» Stored records
'''
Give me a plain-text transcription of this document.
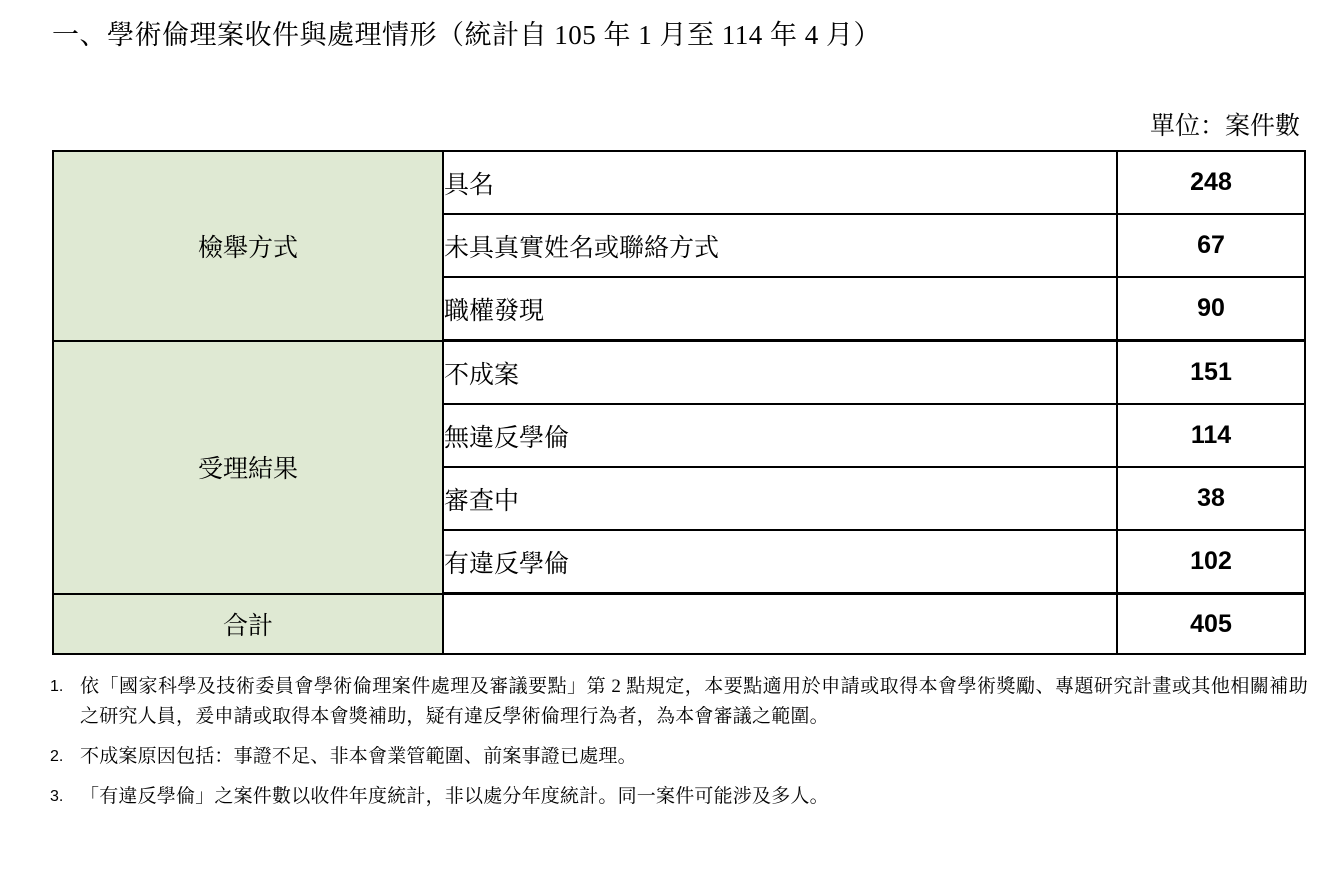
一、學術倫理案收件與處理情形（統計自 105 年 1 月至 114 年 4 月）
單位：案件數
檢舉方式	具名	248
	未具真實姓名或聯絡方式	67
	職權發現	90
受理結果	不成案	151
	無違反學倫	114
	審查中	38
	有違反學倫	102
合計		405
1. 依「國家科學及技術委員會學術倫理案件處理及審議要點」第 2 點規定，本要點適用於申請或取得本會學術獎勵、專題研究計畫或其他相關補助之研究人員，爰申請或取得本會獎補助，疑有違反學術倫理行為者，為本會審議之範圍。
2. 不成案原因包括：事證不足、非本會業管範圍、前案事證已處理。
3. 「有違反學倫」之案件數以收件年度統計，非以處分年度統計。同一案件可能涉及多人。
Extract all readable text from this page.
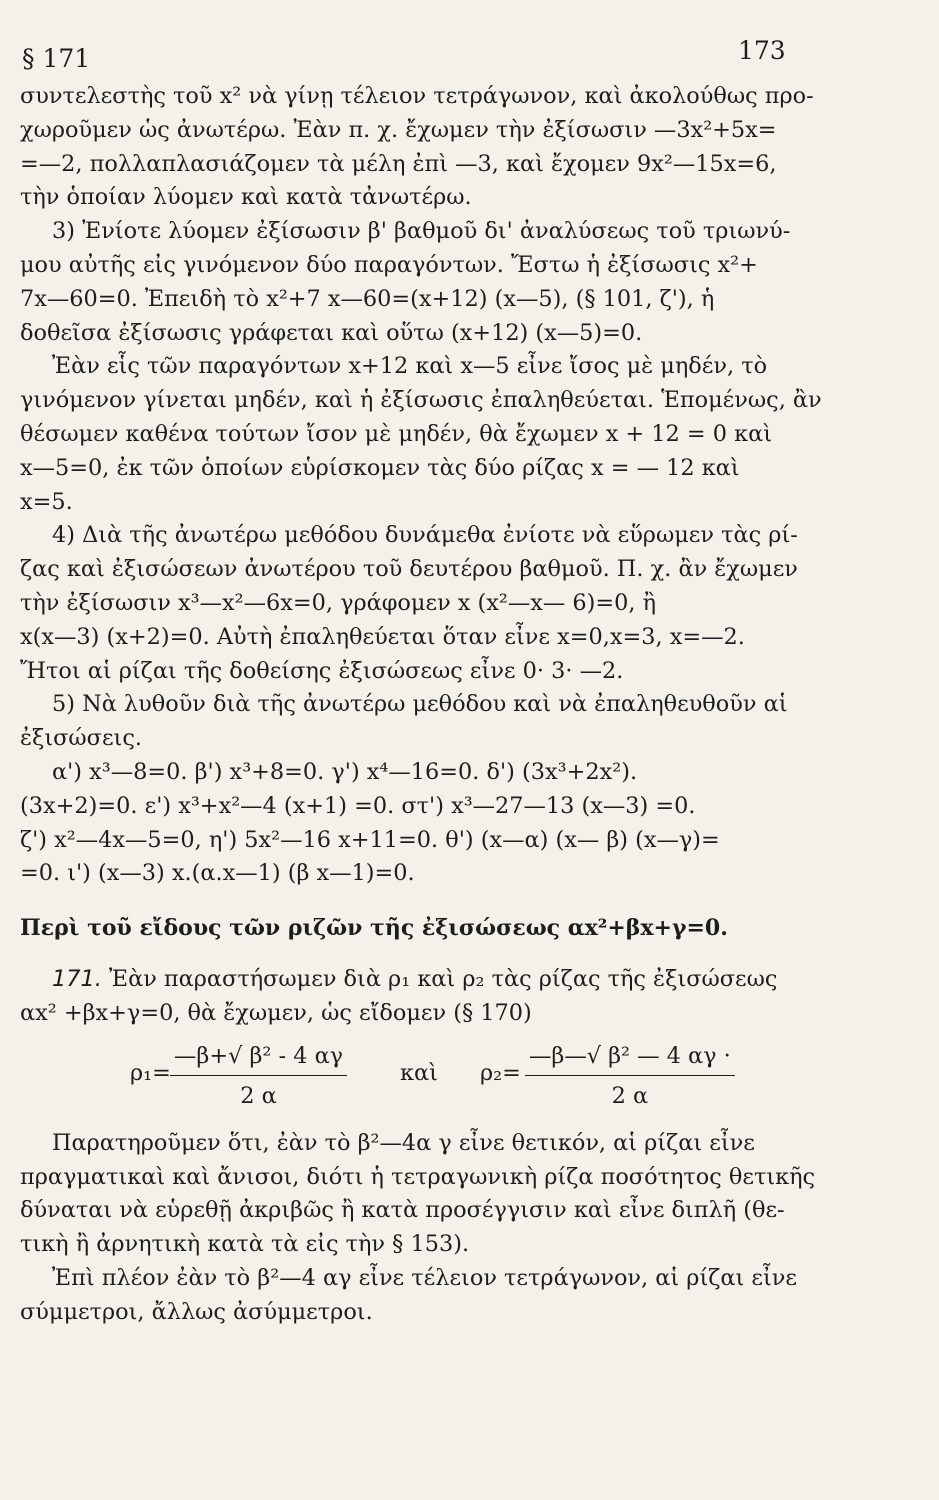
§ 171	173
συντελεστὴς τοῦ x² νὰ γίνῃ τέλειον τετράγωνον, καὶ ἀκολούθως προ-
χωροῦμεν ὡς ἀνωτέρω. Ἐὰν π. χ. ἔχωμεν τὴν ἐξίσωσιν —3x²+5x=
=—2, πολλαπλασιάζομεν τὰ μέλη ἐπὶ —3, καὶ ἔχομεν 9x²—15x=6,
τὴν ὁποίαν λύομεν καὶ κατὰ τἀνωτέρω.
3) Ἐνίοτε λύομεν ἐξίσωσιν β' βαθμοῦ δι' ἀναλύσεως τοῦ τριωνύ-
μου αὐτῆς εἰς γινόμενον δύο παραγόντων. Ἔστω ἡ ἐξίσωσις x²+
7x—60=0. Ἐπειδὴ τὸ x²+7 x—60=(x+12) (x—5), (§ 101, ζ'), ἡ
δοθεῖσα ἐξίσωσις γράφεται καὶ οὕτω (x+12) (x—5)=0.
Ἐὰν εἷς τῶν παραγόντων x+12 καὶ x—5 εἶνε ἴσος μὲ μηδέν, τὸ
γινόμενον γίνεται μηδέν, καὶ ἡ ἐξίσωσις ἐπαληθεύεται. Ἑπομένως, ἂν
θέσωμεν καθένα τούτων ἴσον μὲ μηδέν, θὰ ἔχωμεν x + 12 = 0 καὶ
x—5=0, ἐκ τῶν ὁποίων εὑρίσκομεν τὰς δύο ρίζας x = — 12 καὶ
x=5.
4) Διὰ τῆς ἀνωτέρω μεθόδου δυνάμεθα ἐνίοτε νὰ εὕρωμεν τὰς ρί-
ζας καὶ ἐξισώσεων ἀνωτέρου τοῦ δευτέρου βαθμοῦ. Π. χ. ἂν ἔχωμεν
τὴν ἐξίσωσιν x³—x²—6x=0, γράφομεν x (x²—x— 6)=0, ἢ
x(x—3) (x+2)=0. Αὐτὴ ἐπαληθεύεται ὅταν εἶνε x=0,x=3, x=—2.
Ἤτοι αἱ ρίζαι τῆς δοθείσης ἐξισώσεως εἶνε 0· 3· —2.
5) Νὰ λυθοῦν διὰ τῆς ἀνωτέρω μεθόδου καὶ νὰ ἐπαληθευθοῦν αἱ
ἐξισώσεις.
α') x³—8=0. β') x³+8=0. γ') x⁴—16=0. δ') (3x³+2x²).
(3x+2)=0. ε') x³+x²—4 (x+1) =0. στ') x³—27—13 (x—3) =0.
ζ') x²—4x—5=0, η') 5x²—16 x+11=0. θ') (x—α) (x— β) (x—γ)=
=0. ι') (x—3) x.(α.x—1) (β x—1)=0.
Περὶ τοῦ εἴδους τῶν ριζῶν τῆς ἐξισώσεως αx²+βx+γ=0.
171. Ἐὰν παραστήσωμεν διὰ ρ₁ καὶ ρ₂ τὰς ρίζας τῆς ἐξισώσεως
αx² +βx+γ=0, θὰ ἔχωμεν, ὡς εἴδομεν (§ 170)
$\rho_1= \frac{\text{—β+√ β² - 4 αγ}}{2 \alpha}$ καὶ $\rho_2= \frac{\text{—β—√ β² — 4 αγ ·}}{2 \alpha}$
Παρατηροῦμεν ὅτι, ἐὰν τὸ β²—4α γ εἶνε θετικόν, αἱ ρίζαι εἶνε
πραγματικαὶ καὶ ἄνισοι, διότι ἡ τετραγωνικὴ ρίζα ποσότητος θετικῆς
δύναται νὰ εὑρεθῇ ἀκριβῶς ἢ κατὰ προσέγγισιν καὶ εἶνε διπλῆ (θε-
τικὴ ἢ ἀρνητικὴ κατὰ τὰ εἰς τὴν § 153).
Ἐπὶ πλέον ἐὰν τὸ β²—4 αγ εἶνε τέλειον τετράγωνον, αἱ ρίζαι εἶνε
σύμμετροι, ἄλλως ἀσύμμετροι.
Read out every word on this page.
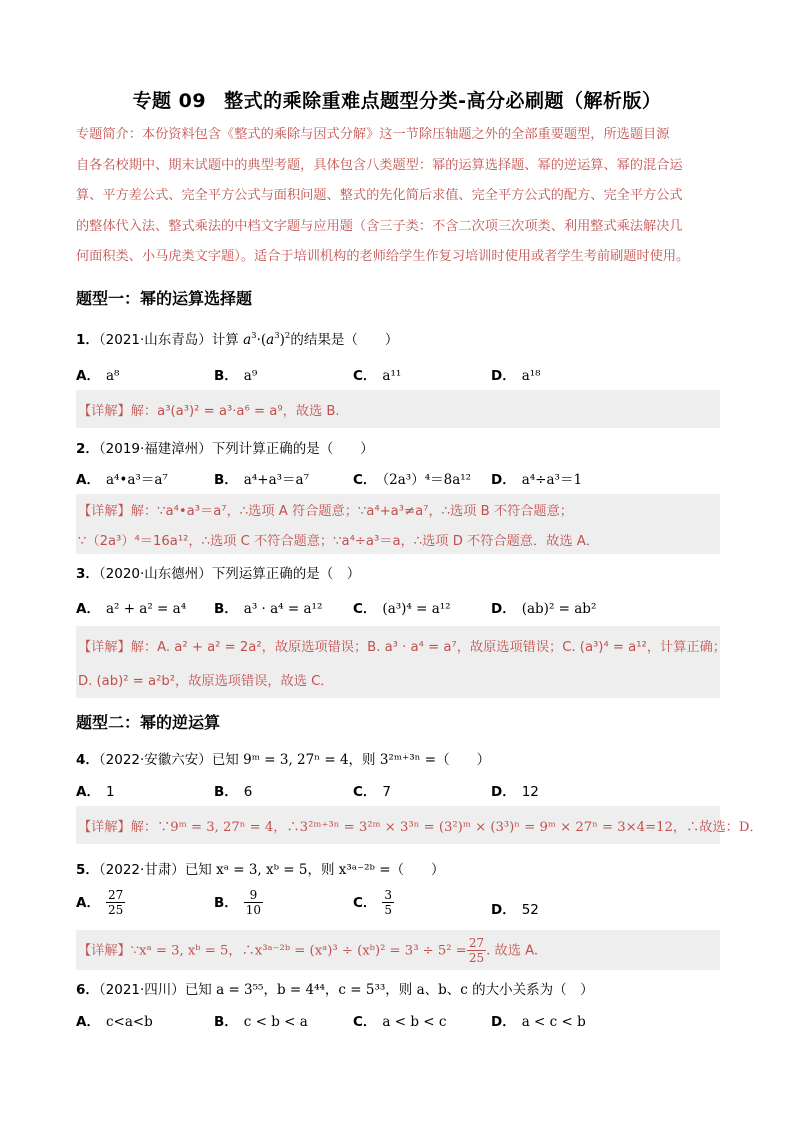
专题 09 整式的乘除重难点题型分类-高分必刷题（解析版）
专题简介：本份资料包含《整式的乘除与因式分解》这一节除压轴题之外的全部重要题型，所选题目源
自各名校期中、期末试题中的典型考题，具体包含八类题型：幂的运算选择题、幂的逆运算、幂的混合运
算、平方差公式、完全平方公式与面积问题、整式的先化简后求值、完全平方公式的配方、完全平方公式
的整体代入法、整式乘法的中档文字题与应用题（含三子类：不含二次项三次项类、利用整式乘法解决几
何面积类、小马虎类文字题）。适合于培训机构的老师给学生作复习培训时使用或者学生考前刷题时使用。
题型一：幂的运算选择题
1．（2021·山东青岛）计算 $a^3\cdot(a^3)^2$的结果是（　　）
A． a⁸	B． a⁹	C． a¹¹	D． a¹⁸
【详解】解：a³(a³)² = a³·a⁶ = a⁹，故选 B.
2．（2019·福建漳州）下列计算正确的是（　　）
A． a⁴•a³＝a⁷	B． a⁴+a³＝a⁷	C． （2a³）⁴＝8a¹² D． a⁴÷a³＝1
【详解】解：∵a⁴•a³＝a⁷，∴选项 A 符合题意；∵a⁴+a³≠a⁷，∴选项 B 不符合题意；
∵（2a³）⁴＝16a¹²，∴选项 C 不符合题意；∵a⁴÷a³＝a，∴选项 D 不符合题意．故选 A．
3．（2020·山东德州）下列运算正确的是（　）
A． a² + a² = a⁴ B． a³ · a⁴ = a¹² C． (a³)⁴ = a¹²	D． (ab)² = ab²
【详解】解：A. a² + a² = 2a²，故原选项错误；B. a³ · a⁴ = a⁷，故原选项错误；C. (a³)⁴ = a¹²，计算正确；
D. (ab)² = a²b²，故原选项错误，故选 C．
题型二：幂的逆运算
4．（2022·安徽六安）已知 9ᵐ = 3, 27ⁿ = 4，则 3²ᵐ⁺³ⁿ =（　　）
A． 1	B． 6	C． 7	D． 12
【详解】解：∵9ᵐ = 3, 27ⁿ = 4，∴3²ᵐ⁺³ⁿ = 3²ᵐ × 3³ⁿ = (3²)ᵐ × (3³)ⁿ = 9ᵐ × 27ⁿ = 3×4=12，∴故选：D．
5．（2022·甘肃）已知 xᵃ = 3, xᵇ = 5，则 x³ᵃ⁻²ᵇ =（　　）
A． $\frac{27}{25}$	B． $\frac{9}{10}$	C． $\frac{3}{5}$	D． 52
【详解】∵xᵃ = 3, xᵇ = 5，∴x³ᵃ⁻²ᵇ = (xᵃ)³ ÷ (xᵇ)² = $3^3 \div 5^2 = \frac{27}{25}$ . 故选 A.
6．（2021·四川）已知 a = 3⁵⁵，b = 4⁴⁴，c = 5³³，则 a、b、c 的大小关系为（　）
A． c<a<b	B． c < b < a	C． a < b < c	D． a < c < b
'''
» Task brief
Scan the entries above and work out how many lines include the word "故原选项错误"; the reply is that number alone.

» Solved problem
2